<<<<
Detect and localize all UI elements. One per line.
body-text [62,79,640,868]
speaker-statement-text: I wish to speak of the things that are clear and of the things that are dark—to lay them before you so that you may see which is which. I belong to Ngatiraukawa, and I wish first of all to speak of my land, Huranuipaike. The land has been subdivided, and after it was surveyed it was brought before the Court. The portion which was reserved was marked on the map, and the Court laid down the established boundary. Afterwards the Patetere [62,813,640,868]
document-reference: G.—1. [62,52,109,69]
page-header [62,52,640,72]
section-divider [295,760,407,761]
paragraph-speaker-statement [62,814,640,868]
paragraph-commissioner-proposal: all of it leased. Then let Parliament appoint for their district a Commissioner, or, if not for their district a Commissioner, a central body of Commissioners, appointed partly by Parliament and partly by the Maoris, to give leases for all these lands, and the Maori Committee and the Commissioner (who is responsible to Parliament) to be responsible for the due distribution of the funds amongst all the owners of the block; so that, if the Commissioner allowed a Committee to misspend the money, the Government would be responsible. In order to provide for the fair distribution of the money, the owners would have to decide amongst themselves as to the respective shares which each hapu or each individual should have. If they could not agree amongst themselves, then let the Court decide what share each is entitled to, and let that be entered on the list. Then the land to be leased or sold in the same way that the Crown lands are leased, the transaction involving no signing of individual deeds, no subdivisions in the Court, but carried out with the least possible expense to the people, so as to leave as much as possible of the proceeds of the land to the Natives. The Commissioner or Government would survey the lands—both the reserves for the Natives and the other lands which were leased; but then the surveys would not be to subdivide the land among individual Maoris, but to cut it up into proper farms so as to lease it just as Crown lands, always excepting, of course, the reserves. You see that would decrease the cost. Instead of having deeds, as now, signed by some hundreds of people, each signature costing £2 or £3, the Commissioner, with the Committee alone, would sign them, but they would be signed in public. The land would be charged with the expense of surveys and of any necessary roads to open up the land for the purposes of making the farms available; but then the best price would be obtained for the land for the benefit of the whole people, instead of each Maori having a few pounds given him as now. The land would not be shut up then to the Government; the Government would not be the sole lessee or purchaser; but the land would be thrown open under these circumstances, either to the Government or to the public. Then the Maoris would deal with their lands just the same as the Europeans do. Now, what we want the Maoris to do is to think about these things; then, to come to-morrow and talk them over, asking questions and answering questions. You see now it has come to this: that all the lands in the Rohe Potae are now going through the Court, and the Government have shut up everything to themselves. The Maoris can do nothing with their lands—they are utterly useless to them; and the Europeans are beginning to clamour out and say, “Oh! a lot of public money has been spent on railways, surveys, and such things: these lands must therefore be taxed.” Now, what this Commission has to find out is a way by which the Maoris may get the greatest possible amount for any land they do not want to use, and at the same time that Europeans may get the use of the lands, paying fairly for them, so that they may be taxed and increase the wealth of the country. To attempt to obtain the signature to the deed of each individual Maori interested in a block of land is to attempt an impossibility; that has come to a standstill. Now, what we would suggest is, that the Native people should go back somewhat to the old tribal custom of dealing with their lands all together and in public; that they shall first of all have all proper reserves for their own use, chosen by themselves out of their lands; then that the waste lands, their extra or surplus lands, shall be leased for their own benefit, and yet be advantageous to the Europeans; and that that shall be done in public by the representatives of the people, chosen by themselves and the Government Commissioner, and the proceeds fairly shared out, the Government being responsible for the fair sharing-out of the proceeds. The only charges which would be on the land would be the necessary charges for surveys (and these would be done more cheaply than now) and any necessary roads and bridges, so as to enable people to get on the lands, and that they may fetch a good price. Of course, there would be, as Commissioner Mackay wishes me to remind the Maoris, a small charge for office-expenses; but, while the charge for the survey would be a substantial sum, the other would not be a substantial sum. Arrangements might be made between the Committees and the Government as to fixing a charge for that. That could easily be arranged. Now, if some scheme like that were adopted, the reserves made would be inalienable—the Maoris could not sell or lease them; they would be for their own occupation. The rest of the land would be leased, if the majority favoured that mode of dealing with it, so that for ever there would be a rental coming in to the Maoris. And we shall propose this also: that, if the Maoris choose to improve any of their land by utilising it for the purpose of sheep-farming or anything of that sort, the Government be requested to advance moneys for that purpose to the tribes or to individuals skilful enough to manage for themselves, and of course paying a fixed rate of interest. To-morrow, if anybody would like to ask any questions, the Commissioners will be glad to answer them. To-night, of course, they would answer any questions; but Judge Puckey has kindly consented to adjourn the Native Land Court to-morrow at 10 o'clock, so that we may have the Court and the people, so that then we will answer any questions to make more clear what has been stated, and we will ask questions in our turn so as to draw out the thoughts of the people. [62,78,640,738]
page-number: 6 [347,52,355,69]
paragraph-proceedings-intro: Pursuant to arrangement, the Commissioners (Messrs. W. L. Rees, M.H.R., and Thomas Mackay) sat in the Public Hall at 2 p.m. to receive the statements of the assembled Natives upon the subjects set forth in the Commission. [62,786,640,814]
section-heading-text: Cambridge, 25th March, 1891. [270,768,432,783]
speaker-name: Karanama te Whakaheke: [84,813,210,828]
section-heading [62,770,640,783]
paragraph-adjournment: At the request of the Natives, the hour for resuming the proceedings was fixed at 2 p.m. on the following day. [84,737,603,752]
>>>>
- [Set exercise]: Reproduce these rows word for word, without any changes.

- [Answer to the task]:
Detect and localize all UI elements. One per line.
body-text [62,79,640,868]
speaker-statement-text: I wish to speak of the things that are clear and of the things that are dark—to lay them before you so that you may see which is which. I belong to Ngatiraukawa, and I wish first of all to speak of my land, Huranuipaike. The land has been subdivided, and after it was surveyed it was brought before the Court. The portion which was reserved was marked on the map, and the Court laid down the established boundary. Afterwards the Patetere [62,813,640,868]
document-reference: G.—1. [62,52,109,69]
page-header [62,52,640,72]
section-divider [295,760,407,761]
paragraph-speaker-statement [62,814,640,868]
paragraph-commissioner-proposal: all of it leased. Then let Parliament appoint for their district a Commissioner, or, if not for their district a Commissioner, a central body of Commissioners, appointed partly by Parliament and partly by the Maoris, to give leases for all these lands, and the Maori Committee and the Commissioner (who is responsible to Parliament) to be responsible for the due distribution of the funds amongst all the owners of the block; so that, if the Commissioner allowed a Committee to misspend the money, the Government would be responsible. In order to provide for the fair distribution of the money, the owners would have to decide amongst themselves as to the respective shares which each hapu or each individual should have. If they could not agree amongst themselves, then let the Court decide what share each is entitled to, and let that be entered on the list. Then the land to be leased or sold in the same way that the Crown lands are leased, the transaction involving no signing of individual deeds, no subdivisions in the Court, but carried out with the least possible expense to the people, so as to leave as much as possible of the proceeds of the land to the Natives. The Commissioner or Government would survey the lands—both the reserves for the Natives and the other lands which were leased; but then the surveys would not be to subdivide the land among individual Maoris, but to cut it up into proper farms so as to lease it just as Crown lands, always excepting, of course, the reserves. You see that would decrease the cost. Instead of having deeds, as now, signed by some hundreds of people, each signature costing £2 or £3, the Commissioner, with the Committee alone, would sign them, but they would be signed in public. The land would be charged with the expense of surveys and of any necessary roads to open up the land for the purposes of making the farms available; but then the best price would be obtained for the land for the benefit of the whole people, instead of each Maori having a few pounds given him as now. The land would not be shut up then to the Government; the Government would not be the sole lessee or purchaser; but the land would be thrown open under these circumstances, either to the Government or to the public. Then the Maoris would deal with their lands just the same as the Europeans do. Now, what we want the Maoris to do is to think about these things; then, to come to-morrow and talk them over, asking questions and answering questions. You see now it has come to this: that all the lands in the Rohe Potae are now going through the Court, and the Government have shut up everything to themselves. The Maoris can do nothing with their lands—they are utterly useless to them; and the Europeans are beginning to clamour out and say, “Oh! a lot of public money has been spent on railways, surveys, and such things: these lands must therefore be taxed.” Now, what this Commission has to find out is a way by which the Maoris may get the greatest possible amount for any land they do not want to use, and at the same time that Europeans may get the use of the lands, paying fairly for them, so that they may be taxed and increase the wealth of the country. To attempt to obtain the signature to the deed of each individual Maori interested in a block of land is to attempt an impossibility; that has come to a standstill. Now, what we would suggest is, that the Native people should go back somewhat to the old tribal custom of dealing with their lands all together and in public; that they shall first of all have all proper reserves for their own use, chosen by themselves out of their lands; then that the waste lands, their extra or surplus lands, shall be leased for their own benefit, and yet be advantageous to the Europeans; and that that shall be done in public by the representatives of the people, chosen by themselves and the Government Commissioner, and the proceeds fairly shared out, the Government being responsible for the fair sharing-out of the proceeds. The only charges which would be on the land would be the necessary charges for surveys (and these would be done more cheaply than now) and any necessary roads and bridges, so as to enable people to get on the lands, and that they may fetch a good price. Of course, there would be, as Commissioner Mackay wishes me to remind the Maoris, a small charge for office-expenses; but, while the charge for the survey would be a substantial sum, the other would not be a substantial sum. Arrangements might be made between the Committees and the Government as to fixing a charge for that. That could easily be arranged. Now, if some scheme like that were adopted, the reserves made would be inalienable—the Maoris could not sell or lease them; they would be for their own occupation. The rest of the land would be leased, if the majority favoured that mode of dealing with it, so that for ever there would be a rental coming in to the Maoris. And we shall propose this also: that, if the Maoris choose to improve any of their land by utilising it for the purpose of sheep-farming or anything of that sort, the Government be requested to advance moneys for that purpose to the tribes or to individuals skilful enough to manage for themselves, and of course paying a fixed rate of interest. To-morrow, if anybody would like to ask any questions, the Commissioners will be glad to answer them. To-night, of course, they would answer any questions; but Judge Puckey has kindly consented to adjourn the Native Land Court to-morrow at 10 o'clock, so that we may have the Court and the people, so that then we will answer any questions to make more clear what has been stated, and we will ask questions in our turn so as to draw out the thoughts of the people. [62,78,640,738]
page-number: 6 [347,52,355,69]
paragraph-proceedings-intro: Pursuant to arrangement, the Commissioners (Messrs. W. L. Rees, M.H.R., and Thomas Mackay) sat in the Public Hall at 2 p.m. to receive the statements of the assembled Natives upon the subjects set forth in the Commission. [62,786,640,814]
section-heading-text: Cambridge, 25th March, 1891. [270,768,432,783]
speaker-name: Karanama te Whakaheke: [84,813,210,828]
section-heading [62,770,640,783]
paragraph-adjournment: At the request of the Natives, the hour for resuming the proceedings was fixed at 2 p.m. on the following day. [84,737,603,752]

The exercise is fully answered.